---------- Input rows ----------

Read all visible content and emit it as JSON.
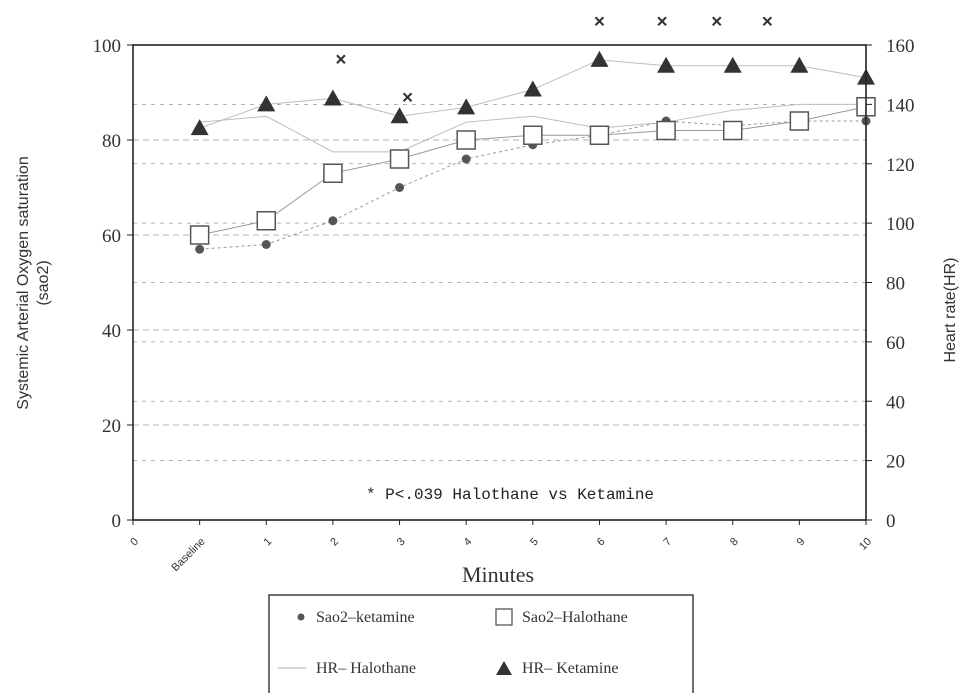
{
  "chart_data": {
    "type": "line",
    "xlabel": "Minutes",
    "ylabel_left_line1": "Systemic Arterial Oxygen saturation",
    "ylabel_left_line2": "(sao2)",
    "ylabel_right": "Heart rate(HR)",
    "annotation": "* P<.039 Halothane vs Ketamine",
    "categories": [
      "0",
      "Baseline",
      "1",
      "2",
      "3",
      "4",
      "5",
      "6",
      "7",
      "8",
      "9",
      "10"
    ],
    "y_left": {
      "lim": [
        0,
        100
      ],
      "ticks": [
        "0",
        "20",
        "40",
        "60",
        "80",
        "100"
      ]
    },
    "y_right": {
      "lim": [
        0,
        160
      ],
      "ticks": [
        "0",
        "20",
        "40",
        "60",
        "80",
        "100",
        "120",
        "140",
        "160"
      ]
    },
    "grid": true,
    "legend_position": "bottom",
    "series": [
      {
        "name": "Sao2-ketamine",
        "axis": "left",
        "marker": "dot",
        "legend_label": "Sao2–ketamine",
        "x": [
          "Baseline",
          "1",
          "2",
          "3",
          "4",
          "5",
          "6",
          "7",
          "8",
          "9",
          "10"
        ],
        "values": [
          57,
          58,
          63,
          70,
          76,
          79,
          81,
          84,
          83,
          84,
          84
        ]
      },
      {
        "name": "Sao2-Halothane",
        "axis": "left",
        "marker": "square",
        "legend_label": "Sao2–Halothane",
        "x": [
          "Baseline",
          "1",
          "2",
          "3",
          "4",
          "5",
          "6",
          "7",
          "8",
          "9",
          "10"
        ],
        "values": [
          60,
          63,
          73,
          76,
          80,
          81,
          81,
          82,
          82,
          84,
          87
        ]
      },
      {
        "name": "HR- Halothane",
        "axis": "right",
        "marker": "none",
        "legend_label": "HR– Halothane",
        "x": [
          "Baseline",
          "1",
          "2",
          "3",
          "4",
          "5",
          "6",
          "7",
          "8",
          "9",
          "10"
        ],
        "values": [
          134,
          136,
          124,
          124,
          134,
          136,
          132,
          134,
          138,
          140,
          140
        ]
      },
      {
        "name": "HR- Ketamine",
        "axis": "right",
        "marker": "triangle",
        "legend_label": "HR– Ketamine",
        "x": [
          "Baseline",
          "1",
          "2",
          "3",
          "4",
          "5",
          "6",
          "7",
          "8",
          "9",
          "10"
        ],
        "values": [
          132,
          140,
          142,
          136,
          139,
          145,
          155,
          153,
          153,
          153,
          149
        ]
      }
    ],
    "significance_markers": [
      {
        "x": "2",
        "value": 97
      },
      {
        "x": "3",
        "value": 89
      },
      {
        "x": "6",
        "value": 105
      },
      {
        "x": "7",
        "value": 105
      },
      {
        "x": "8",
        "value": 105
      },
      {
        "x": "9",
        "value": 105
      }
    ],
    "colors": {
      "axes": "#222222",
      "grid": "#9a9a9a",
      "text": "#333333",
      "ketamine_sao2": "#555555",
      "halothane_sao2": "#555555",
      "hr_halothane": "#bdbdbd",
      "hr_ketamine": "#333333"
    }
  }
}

----------

◆ Task to complete
Report the number of lines in the listing that include the string "name"; give nothing but the number.

◆ Result
4